Records for this task →
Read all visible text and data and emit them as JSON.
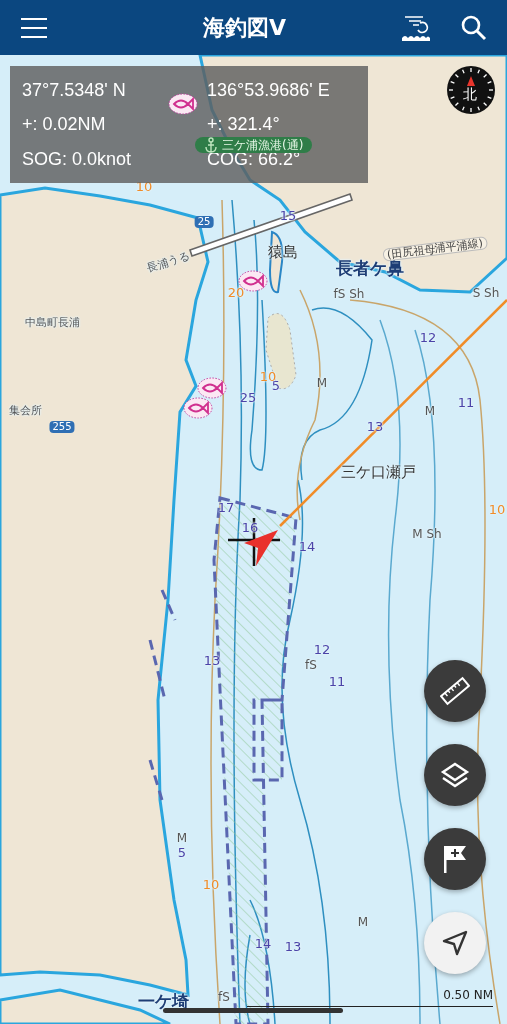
{
  "app_bar": {
    "title": "海釣図Ⅴ"
  },
  "position_panel": {
    "latitude": "37°7.5348' N",
    "longitude": "136°53.9686' E",
    "distance": "+: 0.02NM",
    "bearing": "+: 321.4°",
    "sog": "SOG: 0.0knot",
    "cog": "COG: 66.2°"
  },
  "compass": {
    "label": "北"
  },
  "port": {
    "name": "三ケ浦漁港(通)"
  },
  "map_labels": [
    {
      "kind": "place",
      "text": "猿島"
    },
    {
      "kind": "cape",
      "text": "長者ケ鼻"
    },
    {
      "kind": "place",
      "text": "三ケ口瀬戸"
    },
    {
      "kind": "cape",
      "text": "一ケ埼"
    },
    {
      "kind": "small",
      "text": "長浦うる"
    },
    {
      "kind": "small",
      "text": "中島町長浦"
    },
    {
      "kind": "small",
      "text": "集会所"
    },
    {
      "kind": "road",
      "text": "(田尻祖母浦平浦線)"
    },
    {
      "kind": "route",
      "text": "25"
    },
    {
      "kind": "route",
      "text": "255"
    },
    {
      "kind": "depth",
      "text": "15"
    },
    {
      "kind": "depth",
      "text": "12"
    },
    {
      "kind": "depth",
      "text": "11"
    },
    {
      "kind": "depth",
      "text": "13"
    },
    {
      "kind": "depth",
      "text": "25"
    },
    {
      "kind": "depth",
      "text": "5"
    },
    {
      "kind": "depth",
      "text": "17"
    },
    {
      "kind": "depth",
      "text": "16"
    },
    {
      "kind": "depth",
      "text": "14"
    },
    {
      "kind": "depth",
      "text": "12"
    },
    {
      "kind": "depth",
      "text": "11"
    },
    {
      "kind": "depth",
      "text": "13"
    },
    {
      "kind": "depth",
      "text": "5"
    },
    {
      "kind": "depth",
      "text": "14"
    },
    {
      "kind": "depth",
      "text": "13"
    },
    {
      "kind": "contour",
      "text": "10"
    },
    {
      "kind": "contour",
      "text": "20"
    },
    {
      "kind": "contour",
      "text": "10"
    },
    {
      "kind": "contour",
      "text": "10"
    },
    {
      "kind": "contour",
      "text": "10"
    },
    {
      "kind": "seabed",
      "text": "fS Sh"
    },
    {
      "kind": "seabed",
      "text": "S Sh"
    },
    {
      "kind": "seabed",
      "text": "M"
    },
    {
      "kind": "seabed",
      "text": "M"
    },
    {
      "kind": "seabed",
      "text": "M Sh"
    },
    {
      "kind": "seabed",
      "text": "fS"
    },
    {
      "kind": "seabed",
      "text": "M"
    },
    {
      "kind": "seabed",
      "text": "M"
    },
    {
      "kind": "seabed",
      "text": "fS"
    }
  ],
  "scale": {
    "label": "0.50 NM"
  }
}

Aim of the task → Write the listing above out again exactly, dropping each image.

The completed task →
Read all visible text and data and emit them as JSON.
{
  "app_bar": {
    "title": "海釣図Ⅴ"
  },
  "position_panel": {
    "latitude": "37°7.5348' N",
    "longitude": "136°53.9686' E",
    "distance": "+: 0.02NM",
    "bearing": "+: 321.4°",
    "sog": "SOG: 0.0knot",
    "cog": "COG: 66.2°"
  },
  "compass": {
    "label": "北"
  },
  "port": {
    "name": "三ケ浦漁港(通)"
  },
  "map_labels": [
    {
      "kind": "place",
      "text": "猿島"
    },
    {
      "kind": "cape",
      "text": "長者ケ鼻"
    },
    {
      "kind": "place",
      "text": "三ケ口瀬戸"
    },
    {
      "kind": "cape",
      "text": "一ケ埼"
    },
    {
      "kind": "small",
      "text": "長浦うる"
    },
    {
      "kind": "small",
      "text": "中島町長浦"
    },
    {
      "kind": "small",
      "text": "集会所"
    },
    {
      "kind": "road",
      "text": "(田尻祖母浦平浦線)"
    },
    {
      "kind": "route",
      "text": "25"
    },
    {
      "kind": "route",
      "text": "255"
    },
    {
      "kind": "depth",
      "text": "15"
    },
    {
      "kind": "depth",
      "text": "12"
    },
    {
      "kind": "depth",
      "text": "11"
    },
    {
      "kind": "depth",
      "text": "13"
    },
    {
      "kind": "depth",
      "text": "25"
    },
    {
      "kind": "depth",
      "text": "5"
    },
    {
      "kind": "depth",
      "text": "17"
    },
    {
      "kind": "depth",
      "text": "16"
    },
    {
      "kind": "depth",
      "text": "14"
    },
    {
      "kind": "depth",
      "text": "12"
    },
    {
      "kind": "depth",
      "text": "11"
    },
    {
      "kind": "depth",
      "text": "13"
    },
    {
      "kind": "depth",
      "text": "5"
    },
    {
      "kind": "depth",
      "text": "14"
    },
    {
      "kind": "depth",
      "text": "13"
    },
    {
      "kind": "contour",
      "text": "10"
    },
    {
      "kind": "contour",
      "text": "20"
    },
    {
      "kind": "contour",
      "text": "10"
    },
    {
      "kind": "contour",
      "text": "10"
    },
    {
      "kind": "contour",
      "text": "10"
    },
    {
      "kind": "seabed",
      "text": "fS Sh"
    },
    {
      "kind": "seabed",
      "text": "S Sh"
    },
    {
      "kind": "seabed",
      "text": "M"
    },
    {
      "kind": "seabed",
      "text": "M"
    },
    {
      "kind": "seabed",
      "text": "M Sh"
    },
    {
      "kind": "seabed",
      "text": "fS"
    },
    {
      "kind": "seabed",
      "text": "M"
    },
    {
      "kind": "seabed",
      "text": "M"
    },
    {
      "kind": "seabed",
      "text": "fS"
    }
  ],
  "scale": {
    "label": "0.50 NM"
  }
}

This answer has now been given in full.